• INSTRUCTIONS FOR THE TASK:
Look through the material below and count the lines with the string "Loans". Report only the count.

• RECORDED DATA:
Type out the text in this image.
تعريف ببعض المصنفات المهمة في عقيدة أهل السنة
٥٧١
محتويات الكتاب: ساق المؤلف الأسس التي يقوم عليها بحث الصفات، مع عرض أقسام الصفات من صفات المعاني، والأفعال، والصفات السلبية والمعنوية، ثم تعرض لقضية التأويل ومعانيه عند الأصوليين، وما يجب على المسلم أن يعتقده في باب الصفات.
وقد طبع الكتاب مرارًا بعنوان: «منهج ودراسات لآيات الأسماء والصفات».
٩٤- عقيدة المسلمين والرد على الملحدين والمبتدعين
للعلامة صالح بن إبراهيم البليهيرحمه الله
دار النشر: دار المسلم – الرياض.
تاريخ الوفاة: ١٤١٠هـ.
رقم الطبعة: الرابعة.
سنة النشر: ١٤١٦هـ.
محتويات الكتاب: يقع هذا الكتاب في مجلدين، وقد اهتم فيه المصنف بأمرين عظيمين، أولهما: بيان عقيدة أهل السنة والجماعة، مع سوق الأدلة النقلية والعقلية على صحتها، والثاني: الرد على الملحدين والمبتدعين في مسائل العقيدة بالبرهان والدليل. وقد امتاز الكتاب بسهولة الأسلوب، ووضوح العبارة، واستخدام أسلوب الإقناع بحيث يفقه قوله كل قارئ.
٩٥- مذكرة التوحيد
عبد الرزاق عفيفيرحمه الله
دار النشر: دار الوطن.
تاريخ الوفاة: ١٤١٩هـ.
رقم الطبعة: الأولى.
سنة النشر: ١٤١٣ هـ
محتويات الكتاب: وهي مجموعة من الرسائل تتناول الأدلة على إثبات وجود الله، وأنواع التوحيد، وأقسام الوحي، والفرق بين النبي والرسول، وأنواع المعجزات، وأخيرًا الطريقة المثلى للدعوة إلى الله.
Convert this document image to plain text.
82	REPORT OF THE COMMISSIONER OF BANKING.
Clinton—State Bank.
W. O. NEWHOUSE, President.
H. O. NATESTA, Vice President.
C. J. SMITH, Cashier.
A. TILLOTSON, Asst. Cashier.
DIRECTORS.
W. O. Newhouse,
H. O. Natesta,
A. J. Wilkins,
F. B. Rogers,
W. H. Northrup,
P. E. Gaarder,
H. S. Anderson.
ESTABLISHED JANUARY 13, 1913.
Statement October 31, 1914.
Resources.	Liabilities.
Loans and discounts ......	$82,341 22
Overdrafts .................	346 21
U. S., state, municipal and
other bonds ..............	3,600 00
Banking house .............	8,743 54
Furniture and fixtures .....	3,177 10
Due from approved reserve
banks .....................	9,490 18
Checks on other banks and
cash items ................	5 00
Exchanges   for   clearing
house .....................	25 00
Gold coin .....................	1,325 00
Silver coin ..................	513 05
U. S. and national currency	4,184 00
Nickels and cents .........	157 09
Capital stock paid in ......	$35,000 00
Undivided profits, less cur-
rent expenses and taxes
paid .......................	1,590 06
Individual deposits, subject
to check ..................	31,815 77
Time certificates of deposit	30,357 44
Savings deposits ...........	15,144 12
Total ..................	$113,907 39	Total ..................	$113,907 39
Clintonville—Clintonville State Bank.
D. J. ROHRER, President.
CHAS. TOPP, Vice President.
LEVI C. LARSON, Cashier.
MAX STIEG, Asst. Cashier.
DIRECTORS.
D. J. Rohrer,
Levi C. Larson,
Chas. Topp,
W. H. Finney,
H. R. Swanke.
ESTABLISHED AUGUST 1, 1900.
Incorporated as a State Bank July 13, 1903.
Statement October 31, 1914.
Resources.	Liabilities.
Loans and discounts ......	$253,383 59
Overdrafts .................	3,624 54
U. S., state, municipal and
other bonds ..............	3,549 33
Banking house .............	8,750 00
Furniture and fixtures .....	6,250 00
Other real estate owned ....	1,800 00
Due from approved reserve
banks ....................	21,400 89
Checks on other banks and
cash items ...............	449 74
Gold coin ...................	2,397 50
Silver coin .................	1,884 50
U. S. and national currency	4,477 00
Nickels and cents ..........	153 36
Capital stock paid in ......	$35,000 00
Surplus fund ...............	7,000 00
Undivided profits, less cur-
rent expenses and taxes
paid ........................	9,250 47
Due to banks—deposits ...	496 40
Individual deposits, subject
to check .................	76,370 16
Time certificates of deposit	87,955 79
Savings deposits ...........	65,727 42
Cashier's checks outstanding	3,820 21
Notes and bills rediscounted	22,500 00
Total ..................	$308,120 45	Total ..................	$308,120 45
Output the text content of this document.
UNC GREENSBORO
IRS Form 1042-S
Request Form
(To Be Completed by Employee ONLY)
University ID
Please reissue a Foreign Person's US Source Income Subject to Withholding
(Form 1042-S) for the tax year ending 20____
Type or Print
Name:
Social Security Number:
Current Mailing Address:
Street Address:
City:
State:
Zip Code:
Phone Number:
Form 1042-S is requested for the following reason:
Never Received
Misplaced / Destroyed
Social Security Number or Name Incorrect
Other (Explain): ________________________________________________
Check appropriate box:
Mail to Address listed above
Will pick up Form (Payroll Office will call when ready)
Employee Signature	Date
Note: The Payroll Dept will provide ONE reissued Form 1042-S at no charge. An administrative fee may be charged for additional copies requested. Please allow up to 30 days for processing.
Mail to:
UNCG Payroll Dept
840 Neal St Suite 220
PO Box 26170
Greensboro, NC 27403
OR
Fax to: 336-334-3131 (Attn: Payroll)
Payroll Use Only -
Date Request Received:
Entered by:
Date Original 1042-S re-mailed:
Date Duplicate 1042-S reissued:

• ANSWER TO THIS TASK:
2